_What you are asked to do_
Collect the lines of the entries where "ffffff" shows up.

_Material provided_
## begin

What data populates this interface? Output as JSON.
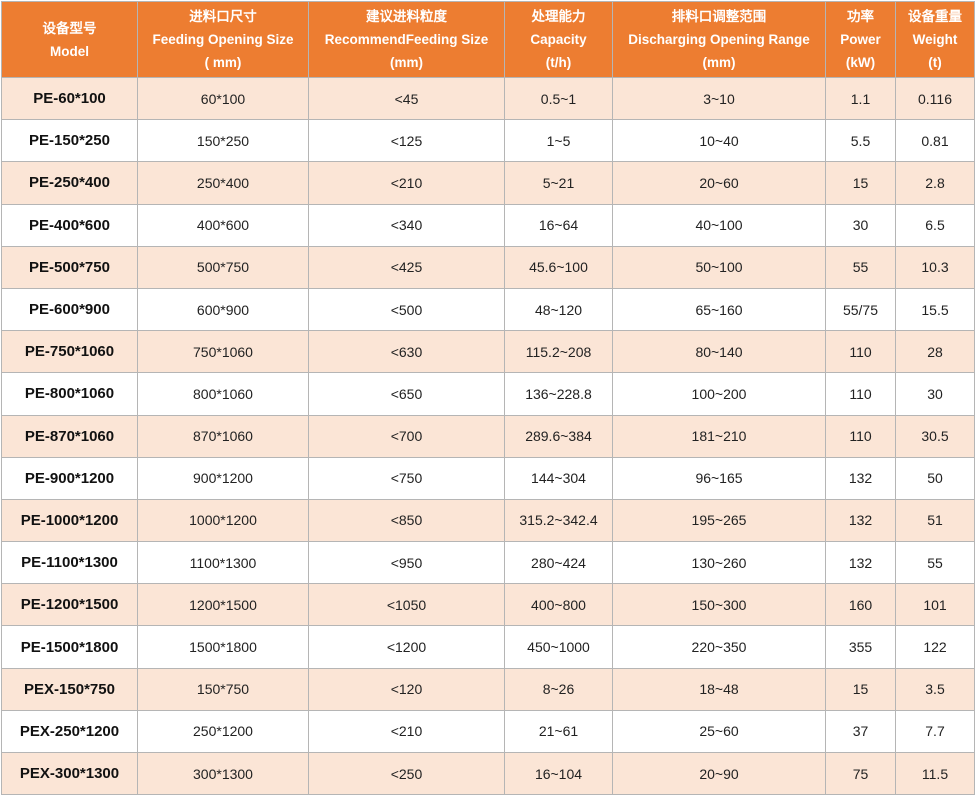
{
  "header": {
    "model": [
      "设备型号",
      "Model"
    ],
    "feeding_size": [
      "进料口尺寸",
      "Feeding Opening Size",
      "( mm)"
    ],
    "recommend_size": [
      "建议进料粒度",
      "RecommendFeeding Size",
      "(mm)"
    ],
    "capacity": [
      "处理能力",
      "Capacity",
      "(t/h)"
    ],
    "discharge_range": [
      "排料口调整范围",
      "Discharging Opening Range",
      "(mm)"
    ],
    "power": [
      "功率",
      "Power",
      "(kW)"
    ],
    "weight": [
      "设备重量",
      "Weight",
      "(t)"
    ]
  },
  "rows": [
    {
      "model": "PE-60*100",
      "feeding": "60*100",
      "recommend": "<45",
      "capacity": "0.5~1",
      "discharge": "3~10",
      "power": "1.1",
      "weight": "0.116"
    },
    {
      "model": "PE-150*250",
      "feeding": "150*250",
      "recommend": "<125",
      "capacity": "1~5",
      "discharge": "10~40",
      "power": "5.5",
      "weight": "0.81"
    },
    {
      "model": "PE-250*400",
      "feeding": "250*400",
      "recommend": "<210",
      "capacity": "5~21",
      "discharge": "20~60",
      "power": "15",
      "weight": "2.8"
    },
    {
      "model": "PE-400*600",
      "feeding": "400*600",
      "recommend": "<340",
      "capacity": "16~64",
      "discharge": "40~100",
      "power": "30",
      "weight": "6.5"
    },
    {
      "model": "PE-500*750",
      "feeding": "500*750",
      "recommend": "<425",
      "capacity": "45.6~100",
      "discharge": "50~100",
      "power": "55",
      "weight": "10.3"
    },
    {
      "model": "PE-600*900",
      "feeding": "600*900",
      "recommend": "<500",
      "capacity": "48~120",
      "discharge": "65~160",
      "power": "55/75",
      "weight": "15.5"
    },
    {
      "model": "PE-750*1060",
      "feeding": "750*1060",
      "recommend": "<630",
      "capacity": "115.2~208",
      "discharge": "80~140",
      "power": "110",
      "weight": "28"
    },
    {
      "model": "PE-800*1060",
      "feeding": "800*1060",
      "recommend": "<650",
      "capacity": "136~228.8",
      "discharge": "100~200",
      "power": "110",
      "weight": "30"
    },
    {
      "model": "PE-870*1060",
      "feeding": "870*1060",
      "recommend": "<700",
      "capacity": "289.6~384",
      "discharge": "181~210",
      "power": "110",
      "weight": "30.5"
    },
    {
      "model": "PE-900*1200",
      "feeding": "900*1200",
      "recommend": "<750",
      "capacity": "144~304",
      "discharge": "96~165",
      "power": "132",
      "weight": "50"
    },
    {
      "model": "PE-1000*1200",
      "feeding": "1000*1200",
      "recommend": "<850",
      "capacity": "315.2~342.4",
      "discharge": "195~265",
      "power": "132",
      "weight": "51"
    },
    {
      "model": "PE-1100*1300",
      "feeding": "1100*1300",
      "recommend": "<950",
      "capacity": "280~424",
      "discharge": "130~260",
      "power": "132",
      "weight": "55"
    },
    {
      "model": "PE-1200*1500",
      "feeding": "1200*1500",
      "recommend": "<1050",
      "capacity": "400~800",
      "discharge": "150~300",
      "power": "160",
      "weight": "101"
    },
    {
      "model": "PE-1500*1800",
      "feeding": "1500*1800",
      "recommend": "<1200",
      "capacity": "450~1000",
      "discharge": "220~350",
      "power": "355",
      "weight": "122"
    },
    {
      "model": "PEX-150*750",
      "feeding": "150*750",
      "recommend": "<120",
      "capacity": "8~26",
      "discharge": "18~48",
      "power": "15",
      "weight": "3.5"
    },
    {
      "model": "PEX-250*1200",
      "feeding": "250*1200",
      "recommend": "<210",
      "capacity": "21~61",
      "discharge": "25~60",
      "power": "37",
      "weight": "7.7"
    },
    {
      "model": "PEX-300*1300",
      "feeding": "300*1300",
      "recommend": "<250",
      "capacity": "16~104",
      "discharge": "20~90",
      "power": "75",
      "weight": "11.5"
    }
  ],
  "colors": {
    "header_bg": "#ed7d31",
    "header_text": "#ffffff",
    "odd_row_bg": "#fbe5d6",
    "even_row_bg": "#ffffff",
    "border": "#b5b5b5"
  }
}
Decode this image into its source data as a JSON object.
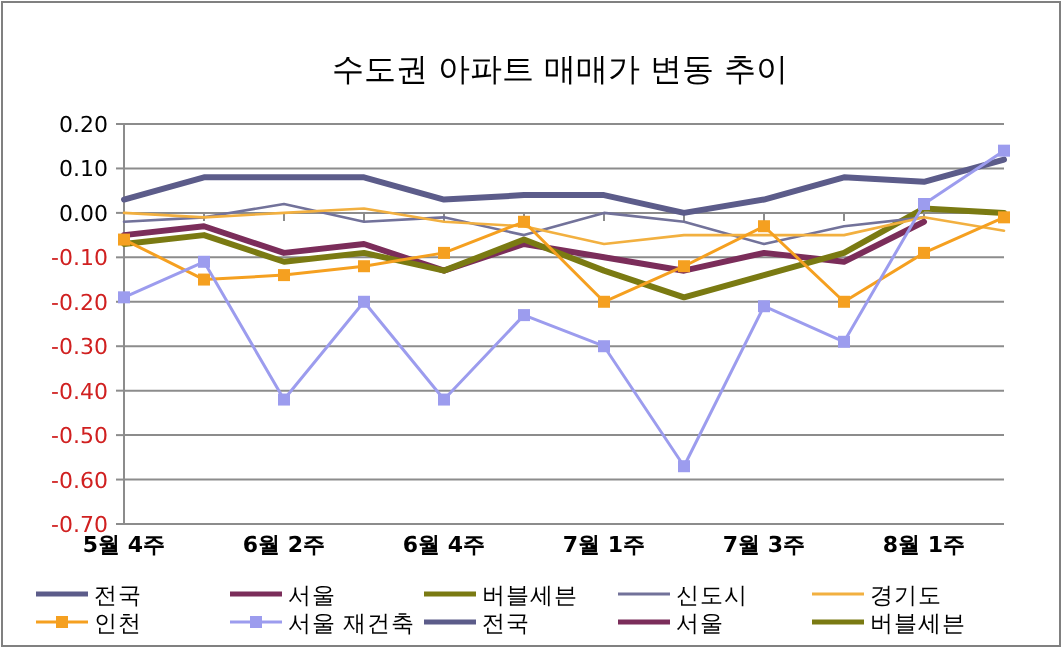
{
  "chart_data": {
    "type": "line",
    "title": "수도권 아파트 매매가 변동 추이",
    "categories": [
      "5월 4주",
      null,
      "6월 2주",
      null,
      "6월 4주",
      null,
      "7월 1주",
      null,
      "7월 3주",
      null,
      "8월 1주",
      null
    ],
    "ylim": [
      -0.7,
      0.2
    ],
    "yticks": [
      {
        "value": 0.2,
        "label": "0.20"
      },
      {
        "value": 0.1,
        "label": "0.10"
      },
      {
        "value": 0,
        "label": "0.00"
      },
      {
        "value": -0.1,
        "label": "-0.10"
      },
      {
        "value": -0.2,
        "label": "-0.20"
      },
      {
        "value": -0.3,
        "label": "-0.30"
      },
      {
        "value": -0.4,
        "label": "-0.40"
      },
      {
        "value": -0.5,
        "label": "-0.50"
      },
      {
        "value": -0.6,
        "label": "-0.60"
      },
      {
        "value": -0.7,
        "label": "-0.70"
      }
    ],
    "grid": "y",
    "legend": "bottom",
    "series": [
      {
        "name": "전국",
        "color": "#5c5c8a",
        "marker": "none",
        "values": [
          0.03,
          0.08,
          0.08,
          0.08,
          0.03,
          0.04,
          0.04,
          0.0,
          0.03,
          0.08,
          0.07,
          0.12
        ]
      },
      {
        "name": "서울",
        "color": "#7b2d5a",
        "marker": "none",
        "values": [
          -0.05,
          -0.03,
          -0.09,
          -0.07,
          -0.13,
          -0.07,
          -0.1,
          -0.13,
          -0.09,
          -0.11,
          -0.02,
          null
        ]
      },
      {
        "name": "버블세븐",
        "color": "#7a7a12",
        "marker": "none",
        "values": [
          -0.07,
          -0.05,
          -0.11,
          -0.09,
          -0.13,
          -0.06,
          -0.13,
          -0.19,
          -0.14,
          -0.09,
          0.01,
          0.0
        ]
      },
      {
        "name": "신도시",
        "color": "#72729a",
        "marker": "none",
        "values": [
          -0.02,
          -0.01,
          0.02,
          -0.02,
          -0.01,
          -0.05,
          0.0,
          -0.02,
          -0.07,
          -0.03,
          -0.01,
          null
        ]
      },
      {
        "name": "경기도",
        "color": "#f2b040",
        "marker": "none",
        "values": [
          0.0,
          -0.01,
          0.0,
          0.01,
          -0.02,
          -0.03,
          -0.07,
          -0.05,
          -0.05,
          -0.05,
          -0.01,
          -0.04
        ]
      },
      {
        "name": "인천",
        "color": "#f5a020",
        "marker": "square",
        "values": [
          -0.06,
          -0.15,
          -0.14,
          -0.12,
          -0.09,
          -0.02,
          -0.2,
          -0.12,
          -0.03,
          -0.2,
          -0.09,
          -0.01
        ]
      },
      {
        "name": "서울 재건축",
        "color": "#9c9cee",
        "marker": "square",
        "values": [
          -0.19,
          -0.11,
          -0.42,
          -0.2,
          -0.42,
          -0.23,
          -0.3,
          -0.57,
          -0.21,
          -0.29,
          0.02,
          0.14
        ]
      },
      {
        "name": "전국",
        "color": "#5c5c8a",
        "marker": "none",
        "values": [
          null,
          null,
          null,
          null,
          null,
          null,
          null,
          null,
          null,
          null,
          null,
          null
        ]
      },
      {
        "name": "서울",
        "color": "#7b2d5a",
        "marker": "none",
        "values": [
          null,
          null,
          null,
          null,
          null,
          null,
          null,
          null,
          null,
          null,
          null,
          null
        ]
      },
      {
        "name": "버블세븐",
        "color": "#7a7a12",
        "marker": "none",
        "values": [
          null,
          null,
          null,
          null,
          null,
          null,
          null,
          null,
          null,
          null,
          null,
          null
        ]
      }
    ]
  }
}
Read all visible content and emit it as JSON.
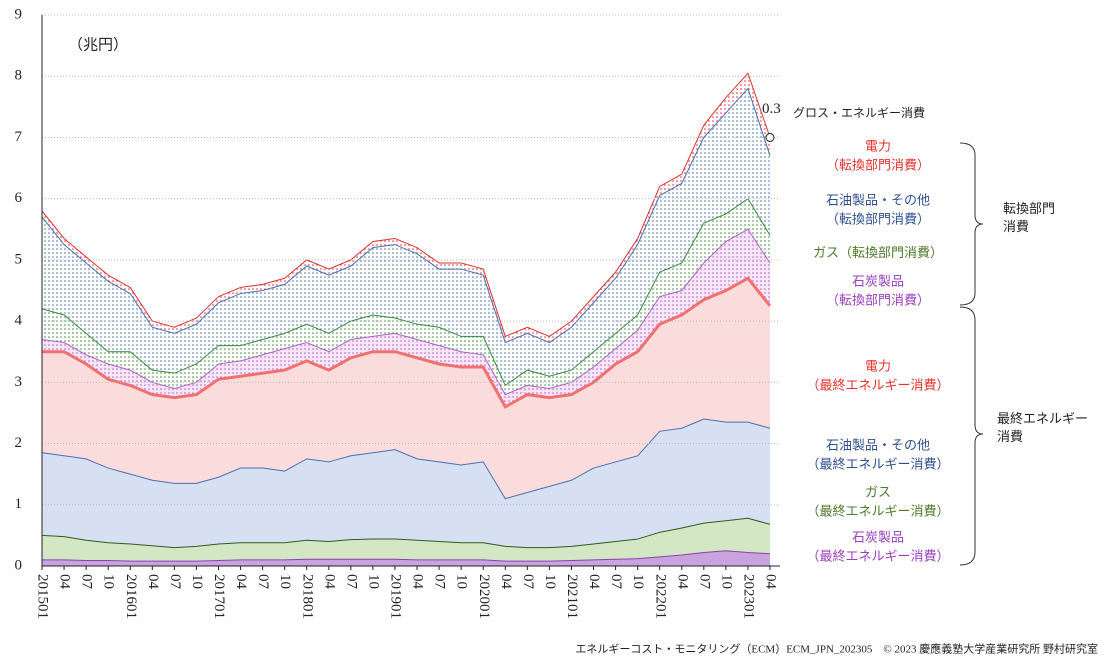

## end

_Answer to the problem_
    "header_text": "#ffffff",
    "even_row_bg": "#ffffff",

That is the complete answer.